The task:
In the entries below, find the lines with the word "асосий" and copy them.

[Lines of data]
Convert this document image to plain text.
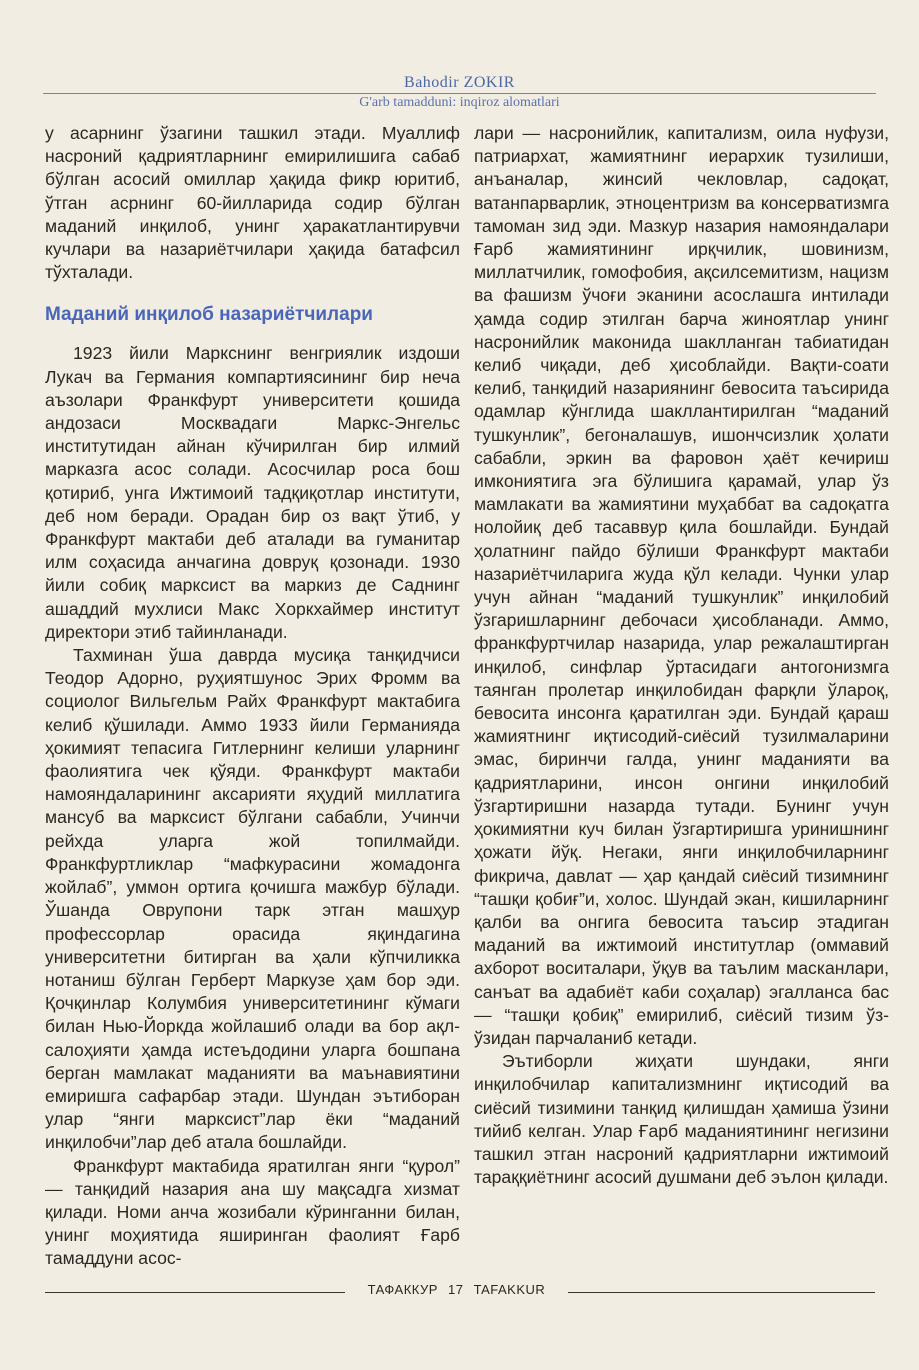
Bahodir ZOKIR
G'arb tamadduni: inqiroz alomatlari

у асарнинг ўзагини ташкил этади. Муаллиф насроний қадриятларнинг емирилишига сабаб бўлган асосий омиллар ҳақида фикр юритиб, ўтган асрнинг 60-йилларида содир бўлган маданий инқилоб, унинг ҳаракатлантирувчи кучлари ва назариётчилари ҳақида батафсил тўхталади.

Маданий инқилоб назариётчилари

1923 йили Маркснинг венгриялик издоши Лукач ва Германия компартиясининг бир неча аъзолари Франкфурт университети қошида андозаси Москвадаги Маркс-Энгельс институтидан айнан кўчирилган бир илмий марказга асос солади. Асосчилар роса бош қотириб, унга Ижтимоий тадқиқотлар институти, деб ном беради. Орадан бир оз вақт ўтиб, у Франкфурт мактаби деб аталади ва гуманитар илм соҳасида анчагина довруқ қозонади. 1930 йили собиқ марксист ва маркиз де Саднинг ашаддий мухлиси Макс Хоркхаймер институт директори этиб тайинланади.

Тахминан ўша даврда мусиқа танқидчиси Теодор Адорно, руҳиятшунос Эрих Фромм ва социолог Вильгельм Райх Франкфурт мактабига келиб қўшилади. Аммо 1933 йили Германияда ҳокимият тепасига Гитлернинг келиши уларнинг фаолиятига чек қўяди. Франкфурт мактаби намояндаларининг аксарияти яҳудий миллатига мансуб ва марксист бўлгани сабабли, Учинчи рейхда уларга жой топилмайди. Франкфуртликлар “мафкурасини жомадонга жойлаб”, уммон ортига қочишга мажбур бўлади. Ўшанда Оврупони тарк этган машҳур профессорлар орасида яқиндагина университетни битирган ва ҳали кўпчиликка нотаниш бўлган Герберт Маркузе ҳам бор эди. Қочқинлар Колумбия университетининг кўмаги билан Нью-Йоркда жойлашиб олади ва бор ақл-салоҳияти ҳамда истеъдодини уларга бошпана берган мамлакат маданияти ва маънавиятини емиришга сафарбар этади. Шундан эътиборан улар “янги марксист”лар ёки “маданий инқилобчи”лар деб атала бошлайди.

Франкфурт мактабида яратилган янги “қурол” — танқидий назария ана шу мақсадга хизмат қилади. Номи анча жозибали кўринганни билан, унинг моҳиятида яширинган фаолият Ғарб тамаддуни асос-

лари — насронийлик, капитализм, оила нуфузи, патриархат, жамиятнинг иерархик тузилиши, анъаналар, жинсий чекловлар, садоқат, ватанпарварлик, этноцентризм ва консерватизмга тамоман зид эди. Мазкур назария намояндалари Ғарб жамиятининг ирқчилик, шовинизм, миллатчилик, гомофобия, ақсилсемитизм, нацизм ва фашизм ўчоғи эканини асослашга интилади ҳамда содир этилган барча жиноятлар унинг насронийлик маконида шаклланган табиатидан келиб чиқади, деб ҳисоблайди. Вақти-соати келиб, танқидий назариянинг бевосита таъсирида одамлар кўнглида шакллантирилган “маданий тушкунлик”, бегоналашув, ишончсизлик ҳолати сабабли, эркин ва фаровон ҳаёт кечириш имкониятига эга бўлишига қарамай, улар ўз мамлакати ва жамиятини муҳаббат ва садоқатга нолойиқ деб тасаввур қила бошлайди. Бундай ҳолатнинг пайдо бўлиши Франкфурт мактаби назариётчиларига жуда қўл келади. Чунки улар учун айнан “маданий тушкунлик” инқилобий ўзгаришларнинг дебочаси ҳисобланади. Аммо, франкфуртчилар назарида, улар режалаштирган инқилоб, синфлар ўртасидаги антогонизмга таянган пролетар инқилобидан фарқли ўлароқ, бевосита инсонга қаратилган эди. Бундай қараш жамиятнинг иқтисодий-сиёсий тузилмаларини эмас, биринчи галда, унинг маданияти ва қадриятларини, инсон онгини инқилобий ўзгартиришни назарда тутади. Бунинг учун ҳокимиятни куч билан ўзгартиришга уринишнинг ҳожати йўқ. Негаки, янги инқилобчиларнинг фикрича, давлат — ҳар қандай сиёсий тизимнинг “ташқи қобиғ”и, холос. Шундай экан, кишиларнинг қалби ва онгига бевосита таъсир этадиган маданий ва ижтимоий институтлар (оммавий ахборот воситалари, ўқув ва таълим масканлари, санъат ва адабиёт каби соҳалар) эгалланса бас — “ташқи қобиқ” емирилиб, сиёсий тизим ўз-ўзидан парчаланиб кетади.

Эътиборли жиҳати шундаки, янги инқилобчилар капитализмнинг иқтисодий ва сиёсий тизимини танқид қилишдан ҳамиша ўзини тийиб келган. Улар Ғарб маданиятининг негизини ташкил этган насроний қадриятларни ижтимоий тараққиётнинг асосий душмани деб эълон қилади.

ТАФАККУР 17 TAFAKKUR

The reply:
у асарнинг ўзагини ташкил этади. Муаллиф насроний қадриятларнинг емирилишига сабаб бўлган асосий омиллар ҳақида фикр юритиб, ўтган асрнинг 60-йилларида содир бўлган маданий инқилоб, унинг ҳаракатлантирувчи кучлари ва назариётчилари ҳақида батафсил тўхталади.
Эътиборли жиҳати шундаки, янги инқилобчилар капитализмнинг иқтисодий ва сиёсий тизимини танқид қилишдан ҳамиша ўзини тийиб келган. Улар Ғарб маданиятининг негизини ташкил этган насроний қадриятларни ижтимоий тараққиётнинг асосий душмани деб эълон қилади.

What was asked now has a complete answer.